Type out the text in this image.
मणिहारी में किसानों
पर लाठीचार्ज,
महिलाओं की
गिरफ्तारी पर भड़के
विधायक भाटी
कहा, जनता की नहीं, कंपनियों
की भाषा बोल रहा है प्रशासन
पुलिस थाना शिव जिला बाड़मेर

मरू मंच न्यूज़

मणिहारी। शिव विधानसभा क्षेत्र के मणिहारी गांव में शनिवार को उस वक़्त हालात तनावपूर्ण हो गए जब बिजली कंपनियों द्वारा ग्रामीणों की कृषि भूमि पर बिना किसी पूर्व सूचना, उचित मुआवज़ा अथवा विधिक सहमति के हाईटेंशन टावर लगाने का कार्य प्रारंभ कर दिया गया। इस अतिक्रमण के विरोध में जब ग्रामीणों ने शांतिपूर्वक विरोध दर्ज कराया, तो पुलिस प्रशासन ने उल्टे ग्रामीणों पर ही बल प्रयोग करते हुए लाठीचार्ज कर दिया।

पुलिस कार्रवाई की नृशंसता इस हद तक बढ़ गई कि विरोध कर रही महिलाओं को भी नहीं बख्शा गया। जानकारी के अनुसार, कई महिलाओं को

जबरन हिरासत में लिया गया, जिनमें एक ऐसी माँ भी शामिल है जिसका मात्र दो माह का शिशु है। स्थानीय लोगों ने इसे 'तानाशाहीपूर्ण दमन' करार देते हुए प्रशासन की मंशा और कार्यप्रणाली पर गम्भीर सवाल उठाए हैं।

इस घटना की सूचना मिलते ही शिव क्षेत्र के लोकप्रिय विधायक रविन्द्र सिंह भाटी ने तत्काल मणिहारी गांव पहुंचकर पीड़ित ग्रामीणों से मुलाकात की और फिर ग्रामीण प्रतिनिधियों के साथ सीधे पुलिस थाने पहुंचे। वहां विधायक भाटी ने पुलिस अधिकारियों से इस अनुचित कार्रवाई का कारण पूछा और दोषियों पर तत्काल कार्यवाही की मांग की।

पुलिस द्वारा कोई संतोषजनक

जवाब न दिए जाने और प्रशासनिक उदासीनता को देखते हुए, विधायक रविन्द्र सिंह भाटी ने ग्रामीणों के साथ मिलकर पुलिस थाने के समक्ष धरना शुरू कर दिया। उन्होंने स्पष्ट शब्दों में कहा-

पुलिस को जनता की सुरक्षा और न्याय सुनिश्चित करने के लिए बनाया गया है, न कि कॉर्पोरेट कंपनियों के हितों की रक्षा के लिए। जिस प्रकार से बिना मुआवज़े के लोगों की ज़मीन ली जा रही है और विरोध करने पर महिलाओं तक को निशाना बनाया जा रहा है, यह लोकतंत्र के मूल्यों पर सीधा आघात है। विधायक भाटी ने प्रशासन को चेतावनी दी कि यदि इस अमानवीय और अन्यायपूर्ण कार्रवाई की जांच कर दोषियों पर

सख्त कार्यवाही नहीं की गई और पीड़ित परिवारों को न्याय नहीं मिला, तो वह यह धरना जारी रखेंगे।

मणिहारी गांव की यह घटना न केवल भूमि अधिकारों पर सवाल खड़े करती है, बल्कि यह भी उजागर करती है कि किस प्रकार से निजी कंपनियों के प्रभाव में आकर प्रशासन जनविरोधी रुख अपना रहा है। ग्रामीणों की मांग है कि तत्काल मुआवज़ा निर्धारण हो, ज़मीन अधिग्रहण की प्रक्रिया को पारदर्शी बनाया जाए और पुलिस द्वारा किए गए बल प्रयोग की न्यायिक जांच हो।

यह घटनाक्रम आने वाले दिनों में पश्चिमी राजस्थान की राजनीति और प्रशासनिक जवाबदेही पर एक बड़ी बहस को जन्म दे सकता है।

---+---

(STATED EXERCISE)
Return every entry verbatim.

(SOLUTION FOR THIS PROBLEM)
Type out the text in this image.
मणिहारी में किसानों
पर लाठीचार्ज,
महिलाओं की
गिरफ्तारी पर भड़के
विधायक भाटी
कहा, जनता की नहीं, कंपनियों
की भाषा बोल रहा है प्रशासन
पुलिस थाना शिव जिला बाड़मेर

मरू मंच न्यूज़

मणिहारी। शिव विधानसभा क्षेत्र के मणिहारी गांव में शनिवार को उस वक़्त हालात तनावपूर्ण हो गए जब बिजली कंपनियों द्वारा ग्रामीणों की कृषि भूमि पर बिना किसी पूर्व सूचना, उचित मुआवज़ा अथवा विधिक सहमति के हाईटेंशन टावर लगाने का कार्य प्रारंभ कर दिया गया। इस अतिक्रमण के विरोध में जब ग्रामीणों ने शांतिपूर्वक विरोध दर्ज कराया, तो पुलिस प्रशासन ने उल्टे ग्रामीणों पर ही बल प्रयोग करते हुए लाठीचार्ज कर दिया।

पुलिस कार्रवाई की नृशंसता इस हद तक बढ़ गई कि विरोध कर रही महिलाओं को भी नहीं बख्शा गया। जानकारी के अनुसार, कई महिलाओं को

जबरन हिरासत में लिया गया, जिनमें एक ऐसी माँ भी शामिल है जिसका मात्र दो माह का शिशु है। स्थानीय लोगों ने इसे 'तानाशाहीपूर्ण दमन' करार देते हुए प्रशासन की मंशा और कार्यप्रणाली पर गम्भीर सवाल उठाए हैं।

इस घटना की सूचना मिलते ही शिव क्षेत्र के लोकप्रिय विधायक रविन्द्र सिंह भाटी ने तत्काल मणिहारी गांव पहुंचकर पीड़ित ग्रामीणों से मुलाकात की और फिर ग्रामीण प्रतिनिधियों के साथ सीधे पुलिस थाने पहुंचे। वहां विधायक भाटी ने पुलिस अधिकारियों से इस अनुचित कार्रवाई का कारण पूछा और दोषियों पर तत्काल कार्यवाही की मांग की।

पुलिस द्वारा कोई संतोषजनक

जवाब न दिए जाने और प्रशासनिक उदासीनता को देखते हुए, विधायक रविन्द्र सिंह भाटी ने ग्रामीणों के साथ मिलकर पुलिस थाने के समक्ष धरना शुरू कर दिया। उन्होंने स्पष्ट शब्दों में कहा-

पुलिस को जनता की सुरक्षा और न्याय सुनिश्चित करने के लिए बनाया गया है, न कि कॉर्पोरेट कंपनियों के हितों की रक्षा के लिए। जिस प्रकार से बिना मुआवज़े के लोगों की ज़मीन ली जा रही है और विरोध करने पर महिलाओं तक को निशाना बनाया जा रहा है, यह लोकतंत्र के मूल्यों पर सीधा आघात है। विधायक भाटी ने प्रशासन को चेतावनी दी कि यदि इस अमानवीय और अन्यायपूर्ण कार्रवाई की जांच कर दोषियों पर

सख्त कार्यवाही नहीं की गई और पीड़ित परिवारों को न्याय नहीं मिला, तो वह यह धरना जारी रखेंगे।

मणिहारी गांव की यह घटना न केवल भूमि अधिकारों पर सवाल खड़े करती है, बल्कि यह भी उजागर करती है कि किस प्रकार से निजी कंपनियों के प्रभाव में आकर प्रशासन जनविरोधी रुख अपना रहा है। ग्रामीणों की मांग है कि तत्काल मुआवज़ा निर्धारण हो, ज़मीन अधिग्रहण की प्रक्रिया को पारदर्शी बनाया जाए और पुलिस द्वारा किए गए बल प्रयोग की न्यायिक जांच हो।

यह घटनाक्रम आने वाले दिनों में पश्चिमी राजस्थान की राजनीति और प्रशासनिक जवाबदेही पर एक बड़ी बहस को जन्म दे सकता है।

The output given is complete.